Work instructions:
Go through the lines below and copy each one that holds the string "ELEKTRONIKUS".

Records supplied:

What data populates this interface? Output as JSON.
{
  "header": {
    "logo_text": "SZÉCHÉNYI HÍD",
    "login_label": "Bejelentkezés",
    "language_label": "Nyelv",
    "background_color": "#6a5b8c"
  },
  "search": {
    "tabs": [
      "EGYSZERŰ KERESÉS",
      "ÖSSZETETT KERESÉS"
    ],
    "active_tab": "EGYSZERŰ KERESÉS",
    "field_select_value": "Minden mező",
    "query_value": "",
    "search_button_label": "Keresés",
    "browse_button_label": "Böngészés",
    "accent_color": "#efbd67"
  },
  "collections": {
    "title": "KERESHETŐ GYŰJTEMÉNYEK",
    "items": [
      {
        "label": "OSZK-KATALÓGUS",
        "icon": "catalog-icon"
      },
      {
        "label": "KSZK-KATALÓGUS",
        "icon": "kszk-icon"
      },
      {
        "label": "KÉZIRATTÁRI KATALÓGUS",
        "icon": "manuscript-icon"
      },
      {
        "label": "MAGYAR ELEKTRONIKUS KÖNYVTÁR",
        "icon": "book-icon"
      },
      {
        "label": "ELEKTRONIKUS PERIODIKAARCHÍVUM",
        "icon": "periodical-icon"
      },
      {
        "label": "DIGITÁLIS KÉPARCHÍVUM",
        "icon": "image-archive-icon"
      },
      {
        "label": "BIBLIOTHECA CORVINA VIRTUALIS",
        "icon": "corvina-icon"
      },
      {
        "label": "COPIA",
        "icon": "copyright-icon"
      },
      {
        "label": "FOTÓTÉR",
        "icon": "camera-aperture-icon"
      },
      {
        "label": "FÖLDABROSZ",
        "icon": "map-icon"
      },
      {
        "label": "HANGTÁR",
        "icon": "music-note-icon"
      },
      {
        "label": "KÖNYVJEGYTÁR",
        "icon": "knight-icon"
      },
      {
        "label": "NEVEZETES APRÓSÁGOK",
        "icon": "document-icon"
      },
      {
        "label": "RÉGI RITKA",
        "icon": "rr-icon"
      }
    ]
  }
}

Complete output:
        "label": "MAGYAR ELEKTRONIKUS KÖNYVTÁR",
        "label": "ELEKTRONIKUS PERIODIKAARCHÍVUM",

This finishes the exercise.